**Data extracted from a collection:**
^^^^^^^^^^^^^^^^
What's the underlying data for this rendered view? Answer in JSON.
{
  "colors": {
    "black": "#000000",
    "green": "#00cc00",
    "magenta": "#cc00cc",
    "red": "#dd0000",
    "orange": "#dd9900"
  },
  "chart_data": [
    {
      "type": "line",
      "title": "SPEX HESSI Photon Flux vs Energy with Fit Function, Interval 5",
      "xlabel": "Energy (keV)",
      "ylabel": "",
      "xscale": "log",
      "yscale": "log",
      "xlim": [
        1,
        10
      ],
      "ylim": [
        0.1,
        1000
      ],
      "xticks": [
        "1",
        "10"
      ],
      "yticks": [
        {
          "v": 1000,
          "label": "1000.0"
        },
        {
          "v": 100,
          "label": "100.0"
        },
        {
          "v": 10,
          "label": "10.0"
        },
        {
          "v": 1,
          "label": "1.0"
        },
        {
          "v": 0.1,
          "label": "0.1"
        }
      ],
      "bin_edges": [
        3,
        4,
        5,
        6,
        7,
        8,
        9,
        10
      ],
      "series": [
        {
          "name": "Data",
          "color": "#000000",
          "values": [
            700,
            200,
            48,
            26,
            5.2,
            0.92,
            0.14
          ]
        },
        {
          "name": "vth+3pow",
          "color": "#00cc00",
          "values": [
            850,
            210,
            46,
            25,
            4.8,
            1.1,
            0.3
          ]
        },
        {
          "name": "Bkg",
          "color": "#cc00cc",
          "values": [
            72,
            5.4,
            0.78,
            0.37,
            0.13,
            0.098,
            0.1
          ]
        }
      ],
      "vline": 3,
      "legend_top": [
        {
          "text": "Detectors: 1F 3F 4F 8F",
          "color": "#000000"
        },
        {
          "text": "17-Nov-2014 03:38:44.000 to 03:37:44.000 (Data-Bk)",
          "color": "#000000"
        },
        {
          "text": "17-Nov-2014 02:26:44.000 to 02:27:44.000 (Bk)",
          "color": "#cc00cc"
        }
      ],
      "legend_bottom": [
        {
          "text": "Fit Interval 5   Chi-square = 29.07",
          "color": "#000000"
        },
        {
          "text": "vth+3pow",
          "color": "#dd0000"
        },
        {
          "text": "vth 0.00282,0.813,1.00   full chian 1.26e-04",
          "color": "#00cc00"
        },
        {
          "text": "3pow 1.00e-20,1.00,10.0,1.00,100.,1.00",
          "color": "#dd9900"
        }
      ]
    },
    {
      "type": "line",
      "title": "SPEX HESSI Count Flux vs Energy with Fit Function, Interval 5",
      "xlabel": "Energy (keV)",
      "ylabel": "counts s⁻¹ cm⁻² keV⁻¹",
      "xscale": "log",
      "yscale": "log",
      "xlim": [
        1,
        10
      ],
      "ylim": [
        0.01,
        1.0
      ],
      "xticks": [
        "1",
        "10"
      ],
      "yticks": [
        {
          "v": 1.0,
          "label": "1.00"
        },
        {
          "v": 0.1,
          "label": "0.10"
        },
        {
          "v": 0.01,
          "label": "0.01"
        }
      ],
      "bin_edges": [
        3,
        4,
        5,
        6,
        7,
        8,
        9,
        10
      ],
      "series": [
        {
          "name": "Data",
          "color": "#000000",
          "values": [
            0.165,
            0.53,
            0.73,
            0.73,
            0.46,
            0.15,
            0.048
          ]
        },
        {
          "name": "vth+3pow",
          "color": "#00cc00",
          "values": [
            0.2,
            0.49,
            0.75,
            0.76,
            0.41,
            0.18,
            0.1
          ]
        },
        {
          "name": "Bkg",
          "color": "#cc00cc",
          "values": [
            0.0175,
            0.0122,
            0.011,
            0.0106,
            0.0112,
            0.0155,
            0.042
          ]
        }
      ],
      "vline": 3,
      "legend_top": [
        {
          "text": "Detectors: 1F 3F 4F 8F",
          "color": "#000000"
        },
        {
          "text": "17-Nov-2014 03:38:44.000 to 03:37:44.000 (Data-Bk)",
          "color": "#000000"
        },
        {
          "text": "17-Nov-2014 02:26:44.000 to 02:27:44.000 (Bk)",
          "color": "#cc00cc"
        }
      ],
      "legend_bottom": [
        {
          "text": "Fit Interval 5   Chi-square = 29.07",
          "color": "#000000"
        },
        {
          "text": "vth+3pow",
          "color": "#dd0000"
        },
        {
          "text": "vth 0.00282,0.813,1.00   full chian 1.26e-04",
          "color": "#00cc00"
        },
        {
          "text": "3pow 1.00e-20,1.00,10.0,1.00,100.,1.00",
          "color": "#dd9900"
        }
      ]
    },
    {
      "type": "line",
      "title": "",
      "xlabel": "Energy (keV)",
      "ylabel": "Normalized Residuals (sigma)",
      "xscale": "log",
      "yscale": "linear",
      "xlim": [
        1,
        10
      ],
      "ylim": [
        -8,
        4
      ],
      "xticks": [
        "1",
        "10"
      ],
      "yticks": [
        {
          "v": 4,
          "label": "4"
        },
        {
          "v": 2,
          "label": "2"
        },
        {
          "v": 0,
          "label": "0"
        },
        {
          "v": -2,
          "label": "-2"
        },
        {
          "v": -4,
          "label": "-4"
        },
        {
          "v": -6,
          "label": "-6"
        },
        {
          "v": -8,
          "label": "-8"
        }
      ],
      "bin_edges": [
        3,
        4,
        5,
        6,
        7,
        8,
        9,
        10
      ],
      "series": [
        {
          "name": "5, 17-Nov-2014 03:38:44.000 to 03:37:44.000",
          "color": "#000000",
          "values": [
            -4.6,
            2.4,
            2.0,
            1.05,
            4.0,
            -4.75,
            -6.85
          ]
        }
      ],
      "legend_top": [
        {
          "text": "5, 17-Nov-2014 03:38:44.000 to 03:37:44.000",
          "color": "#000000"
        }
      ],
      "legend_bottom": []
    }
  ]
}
^^^^^^^^^^^^^^^^
**EXERCISE TASK:** Extract all of the material exactly as it is written.

**TASK ANSWER:**
What's the underlying data for this rendered view? Answer in JSON.
{
  "colors": {
    "black": "#000000",
    "green": "#00cc00",
    "magenta": "#cc00cc",
    "red": "#dd0000",
    "orange": "#dd9900"
  },
  "chart_data": [
    {
      "type": "line",
      "title": "SPEX HESSI Photon Flux vs Energy with Fit Function, Interval 5",
      "xlabel": "Energy (keV)",
      "ylabel": "",
      "xscale": "log",
      "yscale": "log",
      "xlim": [
        1,
        10
      ],
      "ylim": [
        0.1,
        1000
      ],
      "xticks": [
        "1",
        "10"
      ],
      "yticks": [
        {
          "v": 1000,
          "label": "1000.0"
        },
        {
          "v": 100,
          "label": "100.0"
        },
        {
          "v": 10,
          "label": "10.0"
        },
        {
          "v": 1,
          "label": "1.0"
        },
        {
          "v": 0.1,
          "label": "0.1"
        }
      ],
      "bin_edges": [
        3,
        4,
        5,
        6,
        7,
        8,
        9,
        10
      ],
      "series": [
        {
          "name": "Data",
          "color": "#000000",
          "values": [
            700,
            200,
            48,
            26,
            5.2,
            0.92,
            0.14
          ]
        },
        {
          "name": "vth+3pow",
          "color": "#00cc00",
          "values": [
            850,
            210,
            46,
            25,
            4.8,
            1.1,
            0.3
          ]
        },
        {
          "name": "Bkg",
          "color": "#cc00cc",
          "values": [
            72,
            5.4,
            0.78,
            0.37,
            0.13,
            0.098,
            0.1
          ]
        }
      ],
      "vline": 3,
      "legend_top": [
        {
          "text": "Detectors: 1F 3F 4F 8F",
          "color": "#000000"
        },
        {
          "text": "17-Nov-2014 03:38:44.000 to 03:37:44.000 (Data-Bk)",
          "color": "#000000"
        },
        {
          "text": "17-Nov-2014 02:26:44.000 to 02:27:44.000 (Bk)",
          "color": "#cc00cc"
        }
      ],
      "legend_bottom": [
        {
          "text": "Fit Interval 5   Chi-square = 29.07",
          "color": "#000000"
        },
        {
          "text": "vth+3pow",
          "color": "#dd0000"
        },
        {
          "text": "vth 0.00282,0.813,1.00   full chian 1.26e-04",
          "color": "#00cc00"
        },
        {
          "text": "3pow 1.00e-20,1.00,10.0,1.00,100.,1.00",
          "color": "#dd9900"
        }
      ]
    },
    {
      "type": "line",
      "title": "SPEX HESSI Count Flux vs Energy with Fit Function, Interval 5",
      "xlabel": "Energy (keV)",
      "ylabel": "counts s⁻¹ cm⁻² keV⁻¹",
      "xscale": "log",
      "yscale": "log",
      "xlim": [
        1,
        10
      ],
      "ylim": [
        0.01,
        1.0
      ],
      "xticks": [
        "1",
        "10"
      ],
      "yticks": [
        {
          "v": 1.0,
          "label": "1.00"
        },
        {
          "v": 0.1,
          "label": "0.10"
        },
        {
          "v": 0.01,
          "label": "0.01"
        }
      ],
      "bin_edges": [
        3,
        4,
        5,
        6,
        7,
        8,
        9,
        10
      ],
      "series": [
        {
          "name": "Data",
          "color": "#000000",
          "values": [
            0.165,
            0.53,
            0.73,
            0.73,
            0.46,
            0.15,
            0.048
          ]
        },
        {
          "name": "vth+3pow",
          "color": "#00cc00",
          "values": [
            0.2,
            0.49,
            0.75,
            0.76,
            0.41,
            0.18,
            0.1
          ]
        },
        {
          "name": "Bkg",
          "color": "#cc00cc",
          "values": [
            0.0175,
            0.0122,
            0.011,
            0.0106,
            0.0112,
            0.0155,
            0.042
          ]
        }
      ],
      "vline": 3,
      "legend_top": [
        {
          "text": "Detectors: 1F 3F 4F 8F",
          "color": "#000000"
        },
        {
          "text": "17-Nov-2014 03:38:44.000 to 03:37:44.000 (Data-Bk)",
          "color": "#000000"
        },
        {
          "text": "17-Nov-2014 02:26:44.000 to 02:27:44.000 (Bk)",
          "color": "#cc00cc"
        }
      ],
      "legend_bottom": [
        {
          "text": "Fit Interval 5   Chi-square = 29.07",
          "color": "#000000"
        },
        {
          "text": "vth+3pow",
          "color": "#dd0000"
        },
        {
          "text": "vth 0.00282,0.813,1.00   full chian 1.26e-04",
          "color": "#00cc00"
        },
        {
          "text": "3pow 1.00e-20,1.00,10.0,1.00,100.,1.00",
          "color": "#dd9900"
        }
      ]
    },
    {
      "type": "line",
      "title": "",
      "xlabel": "Energy (keV)",
      "ylabel": "Normalized Residuals (sigma)",
      "xscale": "log",
      "yscale": "linear",
      "xlim": [
        1,
        10
      ],
      "ylim": [
        -8,
        4
      ],
      "xticks": [
        "1",
        "10"
      ],
      "yticks": [
        {
          "v": 4,
          "label": "4"
        },
        {
          "v": 2,
          "label": "2"
        },
        {
          "v": 0,
          "label": "0"
        },
        {
          "v": -2,
          "label": "-2"
        },
        {
          "v": -4,
          "label": "-4"
        },
        {
          "v": -6,
          "label": "-6"
        },
        {
          "v": -8,
          "label": "-8"
        }
      ],
      "bin_edges": [
        3,
        4,
        5,
        6,
        7,
        8,
        9,
        10
      ],
      "series": [
        {
          "name": "5, 17-Nov-2014 03:38:44.000 to 03:37:44.000",
          "color": "#000000",
          "values": [
            -4.6,
            2.4,
            2.0,
            1.05,
            4.0,
            -4.75,
            -6.85
          ]
        }
      ],
      "legend_top": [
        {
          "text": "5, 17-Nov-2014 03:38:44.000 to 03:37:44.000",
          "color": "#000000"
        }
      ],
      "legend_bottom": []
    }
  ]
}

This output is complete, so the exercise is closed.